-- begin RECORDS --

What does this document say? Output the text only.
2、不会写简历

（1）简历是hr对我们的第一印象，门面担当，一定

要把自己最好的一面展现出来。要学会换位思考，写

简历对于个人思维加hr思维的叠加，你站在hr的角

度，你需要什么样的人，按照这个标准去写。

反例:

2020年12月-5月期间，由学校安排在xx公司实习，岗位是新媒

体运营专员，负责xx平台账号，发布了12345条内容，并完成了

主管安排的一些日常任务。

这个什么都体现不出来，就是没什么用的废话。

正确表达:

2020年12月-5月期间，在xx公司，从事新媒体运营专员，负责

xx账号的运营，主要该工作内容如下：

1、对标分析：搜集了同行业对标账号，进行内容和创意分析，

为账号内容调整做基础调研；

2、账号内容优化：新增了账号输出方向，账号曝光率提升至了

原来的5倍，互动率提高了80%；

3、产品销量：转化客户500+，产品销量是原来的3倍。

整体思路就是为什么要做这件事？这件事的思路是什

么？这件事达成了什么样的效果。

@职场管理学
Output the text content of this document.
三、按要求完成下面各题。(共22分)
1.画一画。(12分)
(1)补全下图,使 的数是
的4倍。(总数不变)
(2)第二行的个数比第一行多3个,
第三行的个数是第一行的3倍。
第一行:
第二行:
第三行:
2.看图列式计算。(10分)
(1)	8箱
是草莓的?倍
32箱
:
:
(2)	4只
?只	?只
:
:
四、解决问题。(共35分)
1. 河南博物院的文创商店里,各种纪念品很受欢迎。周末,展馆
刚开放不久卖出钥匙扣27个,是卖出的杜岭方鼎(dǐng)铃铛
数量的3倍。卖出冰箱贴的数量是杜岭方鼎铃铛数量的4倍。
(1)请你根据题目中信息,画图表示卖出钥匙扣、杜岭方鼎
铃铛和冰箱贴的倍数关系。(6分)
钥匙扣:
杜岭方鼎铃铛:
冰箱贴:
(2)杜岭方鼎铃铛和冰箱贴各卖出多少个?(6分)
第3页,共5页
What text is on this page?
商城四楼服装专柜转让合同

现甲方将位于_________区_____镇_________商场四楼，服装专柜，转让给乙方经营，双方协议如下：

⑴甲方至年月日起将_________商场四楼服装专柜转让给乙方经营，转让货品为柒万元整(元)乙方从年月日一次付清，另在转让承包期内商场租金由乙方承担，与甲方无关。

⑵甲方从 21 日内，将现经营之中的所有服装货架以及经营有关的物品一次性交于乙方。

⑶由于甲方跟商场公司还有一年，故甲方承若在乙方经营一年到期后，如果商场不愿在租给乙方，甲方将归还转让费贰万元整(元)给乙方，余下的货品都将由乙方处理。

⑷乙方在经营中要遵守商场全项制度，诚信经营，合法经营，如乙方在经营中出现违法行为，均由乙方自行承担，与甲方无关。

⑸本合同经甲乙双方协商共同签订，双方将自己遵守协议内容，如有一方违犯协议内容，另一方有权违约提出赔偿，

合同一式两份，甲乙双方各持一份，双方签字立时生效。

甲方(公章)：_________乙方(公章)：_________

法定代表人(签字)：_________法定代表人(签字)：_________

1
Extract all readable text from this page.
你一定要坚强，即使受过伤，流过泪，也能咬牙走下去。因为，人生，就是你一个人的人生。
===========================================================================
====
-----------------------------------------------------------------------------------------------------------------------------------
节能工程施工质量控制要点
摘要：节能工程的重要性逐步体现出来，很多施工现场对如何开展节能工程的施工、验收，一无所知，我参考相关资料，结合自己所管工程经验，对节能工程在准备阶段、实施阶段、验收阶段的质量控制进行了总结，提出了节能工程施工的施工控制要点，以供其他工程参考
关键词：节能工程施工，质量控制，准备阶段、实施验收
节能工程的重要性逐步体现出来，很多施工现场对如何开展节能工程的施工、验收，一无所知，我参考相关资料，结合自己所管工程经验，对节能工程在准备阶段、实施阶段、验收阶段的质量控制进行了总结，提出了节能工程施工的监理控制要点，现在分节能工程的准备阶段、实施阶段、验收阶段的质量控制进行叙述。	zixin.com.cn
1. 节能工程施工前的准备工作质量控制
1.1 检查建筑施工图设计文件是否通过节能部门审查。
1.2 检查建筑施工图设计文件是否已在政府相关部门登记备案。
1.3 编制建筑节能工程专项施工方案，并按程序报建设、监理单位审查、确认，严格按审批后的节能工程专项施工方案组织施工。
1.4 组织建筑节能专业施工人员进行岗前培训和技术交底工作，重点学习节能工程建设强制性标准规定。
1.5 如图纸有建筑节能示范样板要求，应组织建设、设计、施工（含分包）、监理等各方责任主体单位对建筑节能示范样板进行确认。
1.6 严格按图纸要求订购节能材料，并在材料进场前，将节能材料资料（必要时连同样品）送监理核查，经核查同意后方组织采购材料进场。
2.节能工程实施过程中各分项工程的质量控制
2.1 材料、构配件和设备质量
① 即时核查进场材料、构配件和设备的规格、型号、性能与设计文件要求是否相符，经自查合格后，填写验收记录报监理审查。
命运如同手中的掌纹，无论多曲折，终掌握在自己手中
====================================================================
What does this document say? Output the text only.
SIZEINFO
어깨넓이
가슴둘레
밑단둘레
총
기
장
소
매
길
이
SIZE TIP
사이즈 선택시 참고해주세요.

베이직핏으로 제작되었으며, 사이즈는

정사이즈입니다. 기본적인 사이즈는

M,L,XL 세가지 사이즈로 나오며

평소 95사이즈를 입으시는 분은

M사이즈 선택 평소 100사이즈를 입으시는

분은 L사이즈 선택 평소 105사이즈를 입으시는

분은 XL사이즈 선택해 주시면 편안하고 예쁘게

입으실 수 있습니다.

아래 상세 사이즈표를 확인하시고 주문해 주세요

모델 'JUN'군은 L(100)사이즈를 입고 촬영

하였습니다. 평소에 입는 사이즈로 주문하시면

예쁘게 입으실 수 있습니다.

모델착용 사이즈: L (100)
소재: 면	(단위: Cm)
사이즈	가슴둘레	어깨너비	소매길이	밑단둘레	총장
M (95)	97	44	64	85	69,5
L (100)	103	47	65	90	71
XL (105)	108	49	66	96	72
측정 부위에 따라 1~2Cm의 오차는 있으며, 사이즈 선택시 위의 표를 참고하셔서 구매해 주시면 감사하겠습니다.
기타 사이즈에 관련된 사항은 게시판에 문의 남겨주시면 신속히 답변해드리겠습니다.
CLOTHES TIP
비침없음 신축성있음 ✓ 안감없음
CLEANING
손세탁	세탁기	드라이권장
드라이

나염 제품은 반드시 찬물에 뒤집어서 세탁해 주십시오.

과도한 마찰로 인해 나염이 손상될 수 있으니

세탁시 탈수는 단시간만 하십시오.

-- end RECORDS --

All of the lines above must be returned exactly.

What does this document say? Output the text only.
2、不会写简历

（1）简历是hr对我们的第一印象，门面担当，一定

要把自己最好的一面展现出来。要学会换位思考，写

简历对于个人思维加hr思维的叠加，你站在hr的角

度，你需要什么样的人，按照这个标准去写。

反例:

2020年12月-5月期间，由学校安排在xx公司实习，岗位是新媒

体运营专员，负责xx平台账号，发布了12345条内容，并完成了

主管安排的一些日常任务。

这个什么都体现不出来，就是没什么用的废话。

正确表达:

2020年12月-5月期间，在xx公司，从事新媒体运营专员，负责

xx账号的运营，主要该工作内容如下：

1、对标分析：搜集了同行业对标账号，进行内容和创意分析，

为账号内容调整做基础调研；

2、账号内容优化：新增了账号输出方向，账号曝光率提升至了

原来的5倍，互动率提高了80%；

3、产品销量：转化客户500+，产品销量是原来的3倍。

整体思路就是为什么要做这件事？这件事的思路是什

么？这件事达成了什么样的效果。

@职场管理学
Output the text content of this document.
三、按要求完成下面各题。(共22分)
1.画一画。(12分)
(1)补全下图,使 的数是
的4倍。(总数不变)
(2)第二行的个数比第一行多3个,
第三行的个数是第一行的3倍。
第一行:
第二行:
第三行:
2.看图列式计算。(10分)
(1)	8箱
是草莓的?倍
32箱
:
:
(2)	4只
?只	?只
:
:
四、解决问题。(共35分)
1. 河南博物院的文创商店里,各种纪念品很受欢迎。周末,展馆
刚开放不久卖出钥匙扣27个,是卖出的杜岭方鼎(dǐng)铃铛
数量的3倍。卖出冰箱贴的数量是杜岭方鼎铃铛数量的4倍。
(1)请你根据题目中信息,画图表示卖出钥匙扣、杜岭方鼎
铃铛和冰箱贴的倍数关系。(6分)
钥匙扣:
杜岭方鼎铃铛:
冰箱贴:
(2)杜岭方鼎铃铛和冰箱贴各卖出多少个?(6分)
第3页,共5页
What text is on this page?
商城四楼服装专柜转让合同

现甲方将位于_________区_____镇_________商场四楼，服装专柜，转让给乙方经营，双方协议如下：

⑴甲方至年月日起将_________商场四楼服装专柜转让给乙方经营，转让货品为柒万元整(元)乙方从年月日一次付清，另在转让承包期内商场租金由乙方承担，与甲方无关。

⑵甲方从 21 日内，将现经营之中的所有服装货架以及经营有关的物品一次性交于乙方。

⑶由于甲方跟商场公司还有一年，故甲方承若在乙方经营一年到期后，如果商场不愿在租给乙方，甲方将归还转让费贰万元整(元)给乙方，余下的货品都将由乙方处理。

⑷乙方在经营中要遵守商场全项制度，诚信经营，合法经营，如乙方在经营中出现违法行为，均由乙方自行承担，与甲方无关。

⑸本合同经甲乙双方协商共同签订，双方将自己遵守协议内容，如有一方违犯协议内容，另一方有权违约提出赔偿，

合同一式两份，甲乙双方各持一份，双方签字立时生效。

甲方(公章)：_________乙方(公章)：_________

法定代表人(签字)：_________法定代表人(签字)：_________

1
Extract all readable text from this page.
你一定要坚强，即使受过伤，流过泪，也能咬牙走下去。因为，人生，就是你一个人的人生。
===========================================================================
====
-----------------------------------------------------------------------------------------------------------------------------------
节能工程施工质量控制要点
摘要：节能工程的重要性逐步体现出来，很多施工现场对如何开展节能工程的施工、验收，一无所知，我参考相关资料，结合自己所管工程经验，对节能工程在准备阶段、实施阶段、验收阶段的质量控制进行了总结，提出了节能工程施工的施工控制要点，以供其他工程参考
关键词：节能工程施工，质量控制，准备阶段、实施验收
节能工程的重要性逐步体现出来，很多施工现场对如何开展节能工程的施工、验收，一无所知，我参考相关资料，结合自己所管工程经验，对节能工程在准备阶段、实施阶段、验收阶段的质量控制进行了总结，提出了节能工程施工的监理控制要点，现在分节能工程的准备阶段、实施阶段、验收阶段的质量控制进行叙述。	zixin.com.cn
1. 节能工程施工前的准备工作质量控制
1.1 检查建筑施工图设计文件是否通过节能部门审查。
1.2 检查建筑施工图设计文件是否已在政府相关部门登记备案。
1.3 编制建筑节能工程专项施工方案，并按程序报建设、监理单位审查、确认，严格按审批后的节能工程专项施工方案组织施工。
1.4 组织建筑节能专业施工人员进行岗前培训和技术交底工作，重点学习节能工程建设强制性标准规定。
1.5 如图纸有建筑节能示范样板要求，应组织建设、设计、施工（含分包）、监理等各方责任主体单位对建筑节能示范样板进行确认。
1.6 严格按图纸要求订购节能材料，并在材料进场前，将节能材料资料（必要时连同样品）送监理核查，经核查同意后方组织采购材料进场。
2.节能工程实施过程中各分项工程的质量控制
2.1 材料、构配件和设备质量
① 即时核查进场材料、构配件和设备的规格、型号、性能与设计文件要求是否相符，经自查合格后，填写验收记录报监理审查。
命运如同手中的掌纹，无论多曲折，终掌握在自己手中
====================================================================
What does this document say? Output the text only.
SIZEINFO
어깨넓이
가슴둘레
밑단둘레
총
기
장
소
매
길
이
SIZE TIP
사이즈 선택시 참고해주세요.

베이직핏으로 제작되었으며, 사이즈는

정사이즈입니다. 기본적인 사이즈는

M,L,XL 세가지 사이즈로 나오며

평소 95사이즈를 입으시는 분은

M사이즈 선택 평소 100사이즈를 입으시는

분은 L사이즈 선택 평소 105사이즈를 입으시는

분은 XL사이즈 선택해 주시면 편안하고 예쁘게

입으실 수 있습니다.

아래 상세 사이즈표를 확인하시고 주문해 주세요

모델 'JUN'군은 L(100)사이즈를 입고 촬영

하였습니다. 평소에 입는 사이즈로 주문하시면

예쁘게 입으실 수 있습니다.

모델착용 사이즈: L (100)
소재: 면	(단위: Cm)
사이즈	가슴둘레	어깨너비	소매길이	밑단둘레	총장
M (95)	97	44	64	85	69,5
L (100)	103	47	65	90	71
XL (105)	108	49	66	96	72
측정 부위에 따라 1~2Cm의 오차는 있으며, 사이즈 선택시 위의 표를 참고하셔서 구매해 주시면 감사하겠습니다.
기타 사이즈에 관련된 사항은 게시판에 문의 남겨주시면 신속히 답변해드리겠습니다.
CLOTHES TIP
비침없음 신축성있음 ✓ 안감없음
CLEANING
손세탁	세탁기	드라이권장
드라이

나염 제품은 반드시 찬물에 뒤집어서 세탁해 주십시오.

과도한 마찰로 인해 나염이 손상될 수 있으니

세탁시 탈수는 단시간만 하십시오.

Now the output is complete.